EXERCISE INSTRUCTIONS:
Retype the material word for word.

(Dataset listings of figures)
= = = = = = =
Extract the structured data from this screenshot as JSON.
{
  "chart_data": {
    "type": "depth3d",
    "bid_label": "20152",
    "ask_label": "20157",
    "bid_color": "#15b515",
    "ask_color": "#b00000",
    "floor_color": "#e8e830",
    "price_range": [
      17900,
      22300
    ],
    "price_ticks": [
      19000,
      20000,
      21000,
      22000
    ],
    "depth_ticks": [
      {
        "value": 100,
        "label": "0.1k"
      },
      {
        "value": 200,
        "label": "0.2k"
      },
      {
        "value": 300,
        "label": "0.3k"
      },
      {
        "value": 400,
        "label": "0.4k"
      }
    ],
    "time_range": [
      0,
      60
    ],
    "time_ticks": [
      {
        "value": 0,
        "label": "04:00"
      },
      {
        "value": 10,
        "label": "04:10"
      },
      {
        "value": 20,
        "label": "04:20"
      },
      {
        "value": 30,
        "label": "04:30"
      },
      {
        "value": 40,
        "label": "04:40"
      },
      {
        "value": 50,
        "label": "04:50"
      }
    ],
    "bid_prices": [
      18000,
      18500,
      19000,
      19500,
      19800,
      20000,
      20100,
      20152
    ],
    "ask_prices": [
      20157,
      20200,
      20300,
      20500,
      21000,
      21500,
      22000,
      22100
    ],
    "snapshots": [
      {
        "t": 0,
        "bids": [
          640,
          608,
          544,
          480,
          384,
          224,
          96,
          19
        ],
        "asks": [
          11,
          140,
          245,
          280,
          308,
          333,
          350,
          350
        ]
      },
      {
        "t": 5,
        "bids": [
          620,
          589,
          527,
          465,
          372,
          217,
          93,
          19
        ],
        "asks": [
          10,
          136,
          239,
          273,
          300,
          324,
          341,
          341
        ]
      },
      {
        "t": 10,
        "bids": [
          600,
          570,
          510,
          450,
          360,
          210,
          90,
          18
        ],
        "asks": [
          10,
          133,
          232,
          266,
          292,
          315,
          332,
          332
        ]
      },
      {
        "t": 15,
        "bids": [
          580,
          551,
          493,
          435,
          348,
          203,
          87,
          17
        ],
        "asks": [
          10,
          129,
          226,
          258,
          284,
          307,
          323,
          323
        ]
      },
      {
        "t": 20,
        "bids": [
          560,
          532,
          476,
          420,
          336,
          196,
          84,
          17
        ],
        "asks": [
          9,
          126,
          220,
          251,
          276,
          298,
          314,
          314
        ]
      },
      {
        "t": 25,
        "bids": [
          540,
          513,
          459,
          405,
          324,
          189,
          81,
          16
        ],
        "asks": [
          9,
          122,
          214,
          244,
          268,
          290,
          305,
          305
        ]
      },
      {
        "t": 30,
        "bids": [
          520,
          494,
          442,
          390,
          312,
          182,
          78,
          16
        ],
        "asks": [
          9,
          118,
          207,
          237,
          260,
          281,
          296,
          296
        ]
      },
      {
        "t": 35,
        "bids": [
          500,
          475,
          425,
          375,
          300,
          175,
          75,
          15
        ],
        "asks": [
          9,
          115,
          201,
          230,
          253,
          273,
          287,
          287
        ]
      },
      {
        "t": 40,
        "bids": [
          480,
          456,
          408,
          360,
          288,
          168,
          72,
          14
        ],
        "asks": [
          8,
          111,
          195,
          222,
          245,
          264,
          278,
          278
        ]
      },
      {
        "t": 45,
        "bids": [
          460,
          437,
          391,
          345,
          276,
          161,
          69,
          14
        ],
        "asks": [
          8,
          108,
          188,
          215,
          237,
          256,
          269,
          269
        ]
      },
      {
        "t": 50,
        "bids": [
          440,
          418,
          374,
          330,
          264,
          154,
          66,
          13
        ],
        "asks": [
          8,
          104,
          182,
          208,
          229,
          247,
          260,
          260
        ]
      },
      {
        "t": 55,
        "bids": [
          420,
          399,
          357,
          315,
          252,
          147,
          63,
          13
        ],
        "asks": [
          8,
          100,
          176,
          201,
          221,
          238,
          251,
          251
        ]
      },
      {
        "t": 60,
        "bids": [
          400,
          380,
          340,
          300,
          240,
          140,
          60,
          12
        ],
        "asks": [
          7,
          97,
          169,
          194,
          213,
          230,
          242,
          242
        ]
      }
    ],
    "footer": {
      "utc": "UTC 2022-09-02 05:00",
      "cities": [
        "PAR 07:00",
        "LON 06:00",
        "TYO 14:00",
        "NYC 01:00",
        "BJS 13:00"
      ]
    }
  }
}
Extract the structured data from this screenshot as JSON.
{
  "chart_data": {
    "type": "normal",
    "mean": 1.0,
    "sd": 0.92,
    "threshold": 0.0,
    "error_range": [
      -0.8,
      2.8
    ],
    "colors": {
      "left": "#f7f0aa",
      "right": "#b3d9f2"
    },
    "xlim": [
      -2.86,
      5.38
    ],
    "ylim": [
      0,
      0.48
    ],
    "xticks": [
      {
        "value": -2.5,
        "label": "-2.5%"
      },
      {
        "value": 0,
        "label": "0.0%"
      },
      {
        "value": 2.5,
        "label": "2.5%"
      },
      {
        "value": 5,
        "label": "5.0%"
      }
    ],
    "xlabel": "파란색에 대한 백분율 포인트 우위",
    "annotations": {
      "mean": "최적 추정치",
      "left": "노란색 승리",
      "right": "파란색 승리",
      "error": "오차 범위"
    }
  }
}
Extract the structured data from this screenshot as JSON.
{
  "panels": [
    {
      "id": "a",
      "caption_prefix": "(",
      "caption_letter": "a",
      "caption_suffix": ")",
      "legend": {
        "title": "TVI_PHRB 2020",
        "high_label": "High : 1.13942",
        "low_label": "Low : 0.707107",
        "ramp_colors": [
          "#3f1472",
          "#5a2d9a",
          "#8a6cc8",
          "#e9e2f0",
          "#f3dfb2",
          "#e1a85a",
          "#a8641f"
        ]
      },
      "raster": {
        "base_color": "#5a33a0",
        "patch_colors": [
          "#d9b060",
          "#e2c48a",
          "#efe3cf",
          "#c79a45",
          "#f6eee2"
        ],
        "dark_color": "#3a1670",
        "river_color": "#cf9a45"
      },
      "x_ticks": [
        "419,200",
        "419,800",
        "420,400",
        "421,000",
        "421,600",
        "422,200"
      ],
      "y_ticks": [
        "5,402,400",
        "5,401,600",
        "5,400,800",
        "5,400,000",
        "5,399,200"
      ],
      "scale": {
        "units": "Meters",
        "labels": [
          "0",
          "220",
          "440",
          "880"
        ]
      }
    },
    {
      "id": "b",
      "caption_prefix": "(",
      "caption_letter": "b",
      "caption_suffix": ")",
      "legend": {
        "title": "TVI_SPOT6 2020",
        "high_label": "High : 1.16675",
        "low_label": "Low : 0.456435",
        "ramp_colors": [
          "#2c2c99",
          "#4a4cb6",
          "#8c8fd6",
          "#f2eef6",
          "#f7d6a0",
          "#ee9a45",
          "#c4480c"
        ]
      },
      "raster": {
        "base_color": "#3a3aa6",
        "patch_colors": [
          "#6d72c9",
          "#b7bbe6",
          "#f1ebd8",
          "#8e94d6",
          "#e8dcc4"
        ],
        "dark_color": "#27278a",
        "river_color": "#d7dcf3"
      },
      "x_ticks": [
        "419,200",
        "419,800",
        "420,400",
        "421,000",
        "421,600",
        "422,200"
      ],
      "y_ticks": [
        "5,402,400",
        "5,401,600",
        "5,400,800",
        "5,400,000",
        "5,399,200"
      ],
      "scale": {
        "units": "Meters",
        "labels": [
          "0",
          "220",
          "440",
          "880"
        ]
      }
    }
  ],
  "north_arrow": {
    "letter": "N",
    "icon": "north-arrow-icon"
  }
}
= = = = = = =
EXERCISE RESPONSE:
Extract the structured data from this screenshot as JSON.
{
  "chart_data": {
    "type": "depth3d",
    "bid_label": "20152",
    "ask_label": "20157",
    "bid_color": "#15b515",
    "ask_color": "#b00000",
    "floor_color": "#e8e830",
    "price_range": [
      17900,
      22300
    ],
    "price_ticks": [
      19000,
      20000,
      21000,
      22000
    ],
    "depth_ticks": [
      {
        "value": 100,
        "label": "0.1k"
      },
      {
        "value": 200,
        "label": "0.2k"
      },
      {
        "value": 300,
        "label": "0.3k"
      },
      {
        "value": 400,
        "label": "0.4k"
      }
    ],
    "time_range": [
      0,
      60
    ],
    "time_ticks": [
      {
        "value": 0,
        "label": "04:00"
      },
      {
        "value": 10,
        "label": "04:10"
      },
      {
        "value": 20,
        "label": "04:20"
      },
      {
        "value": 30,
        "label": "04:30"
      },
      {
        "value": 40,
        "label": "04:40"
      },
      {
        "value": 50,
        "label": "04:50"
      }
    ],
    "bid_prices": [
      18000,
      18500,
      19000,
      19500,
      19800,
      20000,
      20100,
      20152
    ],
    "ask_prices": [
      20157,
      20200,
      20300,
      20500,
      21000,
      21500,
      22000,
      22100
    ],
    "snapshots": [
      {
        "t": 0,
        "bids": [
          640,
          608,
          544,
          480,
          384,
          224,
          96,
          19
        ],
        "asks": [
          11,
          140,
          245,
          280,
          308,
          333,
          350,
          350
        ]
      },
      {
        "t": 5,
        "bids": [
          620,
          589,
          527,
          465,
          372,
          217,
          93,
          19
        ],
        "asks": [
          10,
          136,
          239,
          273,
          300,
          324,
          341,
          341
        ]
      },
      {
        "t": 10,
        "bids": [
          600,
          570,
          510,
          450,
          360,
          210,
          90,
          18
        ],
        "asks": [
          10,
          133,
          232,
          266,
          292,
          315,
          332,
          332
        ]
      },
      {
        "t": 15,
        "bids": [
          580,
          551,
          493,
          435,
          348,
          203,
          87,
          17
        ],
        "asks": [
          10,
          129,
          226,
          258,
          284,
          307,
          323,
          323
        ]
      },
      {
        "t": 20,
        "bids": [
          560,
          532,
          476,
          420,
          336,
          196,
          84,
          17
        ],
        "asks": [
          9,
          126,
          220,
          251,
          276,
          298,
          314,
          314
        ]
      },
      {
        "t": 25,
        "bids": [
          540,
          513,
          459,
          405,
          324,
          189,
          81,
          16
        ],
        "asks": [
          9,
          122,
          214,
          244,
          268,
          290,
          305,
          305
        ]
      },
      {
        "t": 30,
        "bids": [
          520,
          494,
          442,
          390,
          312,
          182,
          78,
          16
        ],
        "asks": [
          9,
          118,
          207,
          237,
          260,
          281,
          296,
          296
        ]
      },
      {
        "t": 35,
        "bids": [
          500,
          475,
          425,
          375,
          300,
          175,
          75,
          15
        ],
        "asks": [
          9,
          115,
          201,
          230,
          253,
          273,
          287,
          287
        ]
      },
      {
        "t": 40,
        "bids": [
          480,
          456,
          408,
          360,
          288,
          168,
          72,
          14
        ],
        "asks": [
          8,
          111,
          195,
          222,
          245,
          264,
          278,
          278
        ]
      },
      {
        "t": 45,
        "bids": [
          460,
          437,
          391,
          345,
          276,
          161,
          69,
          14
        ],
        "asks": [
          8,
          108,
          188,
          215,
          237,
          256,
          269,
          269
        ]
      },
      {
        "t": 50,
        "bids": [
          440,
          418,
          374,
          330,
          264,
          154,
          66,
          13
        ],
        "asks": [
          8,
          104,
          182,
          208,
          229,
          247,
          260,
          260
        ]
      },
      {
        "t": 55,
        "bids": [
          420,
          399,
          357,
          315,
          252,
          147,
          63,
          13
        ],
        "asks": [
          8,
          100,
          176,
          201,
          221,
          238,
          251,
          251
        ]
      },
      {
        "t": 60,
        "bids": [
          400,
          380,
          340,
          300,
          240,
          140,
          60,
          12
        ],
        "asks": [
          7,
          97,
          169,
          194,
          213,
          230,
          242,
          242
        ]
      }
    ],
    "footer": {
      "utc": "UTC 2022-09-02 05:00",
      "cities": [
        "PAR 07:00",
        "LON 06:00",
        "TYO 14:00",
        "NYC 01:00",
        "BJS 13:00"
      ]
    }
  }
}
Extract the structured data from this screenshot as JSON.
{
  "chart_data": {
    "type": "normal",
    "mean": 1.0,
    "sd": 0.92,
    "threshold": 0.0,
    "error_range": [
      -0.8,
      2.8
    ],
    "colors": {
      "left": "#f7f0aa",
      "right": "#b3d9f2"
    },
    "xlim": [
      -2.86,
      5.38
    ],
    "ylim": [
      0,
      0.48
    ],
    "xticks": [
      {
        "value": -2.5,
        "label": "-2.5%"
      },
      {
        "value": 0,
        "label": "0.0%"
      },
      {
        "value": 2.5,
        "label": "2.5%"
      },
      {
        "value": 5,
        "label": "5.0%"
      }
    ],
    "xlabel": "파란색에 대한 백분율 포인트 우위",
    "annotations": {
      "mean": "최적 추정치",
      "left": "노란색 승리",
      "right": "파란색 승리",
      "error": "오차 범위"
    }
  }
}
Extract the structured data from this screenshot as JSON.
{
  "panels": [
    {
      "id": "a",
      "caption_prefix": "(",
      "caption_letter": "a",
      "caption_suffix": ")",
      "legend": {
        "title": "TVI_PHRB 2020",
        "high_label": "High : 1.13942",
        "low_label": "Low : 0.707107",
        "ramp_colors": [
          "#3f1472",
          "#5a2d9a",
          "#8a6cc8",
          "#e9e2f0",
          "#f3dfb2",
          "#e1a85a",
          "#a8641f"
        ]
      },
      "raster": {
        "base_color": "#5a33a0",
        "patch_colors": [
          "#d9b060",
          "#e2c48a",
          "#efe3cf",
          "#c79a45",
          "#f6eee2"
        ],
        "dark_color": "#3a1670",
        "river_color": "#cf9a45"
      },
      "x_ticks": [
        "419,200",
        "419,800",
        "420,400",
        "421,000",
        "421,600",
        "422,200"
      ],
      "y_ticks": [
        "5,402,400",
        "5,401,600",
        "5,400,800",
        "5,400,000",
        "5,399,200"
      ],
      "scale": {
        "units": "Meters",
        "labels": [
          "0",
          "220",
          "440",
          "880"
        ]
      }
    },
    {
      "id": "b",
      "caption_prefix": "(",
      "caption_letter": "b",
      "caption_suffix": ")",
      "legend": {
        "title": "TVI_SPOT6 2020",
        "high_label": "High : 1.16675",
        "low_label": "Low : 0.456435",
        "ramp_colors": [
          "#2c2c99",
          "#4a4cb6",
          "#8c8fd6",
          "#f2eef6",
          "#f7d6a0",
          "#ee9a45",
          "#c4480c"
        ]
      },
      "raster": {
        "base_color": "#3a3aa6",
        "patch_colors": [
          "#6d72c9",
          "#b7bbe6",
          "#f1ebd8",
          "#8e94d6",
          "#e8dcc4"
        ],
        "dark_color": "#27278a",
        "river_color": "#d7dcf3"
      },
      "x_ticks": [
        "419,200",
        "419,800",
        "420,400",
        "421,000",
        "421,600",
        "422,200"
      ],
      "y_ticks": [
        "5,402,400",
        "5,401,600",
        "5,400,800",
        "5,400,000",
        "5,399,200"
      ],
      "scale": {
        "units": "Meters",
        "labels": [
          "0",
          "220",
          "440",
          "880"
        ]
      }
    }
  ],
  "north_arrow": {
    "letter": "N",
    "icon": "north-arrow-icon"
  }
}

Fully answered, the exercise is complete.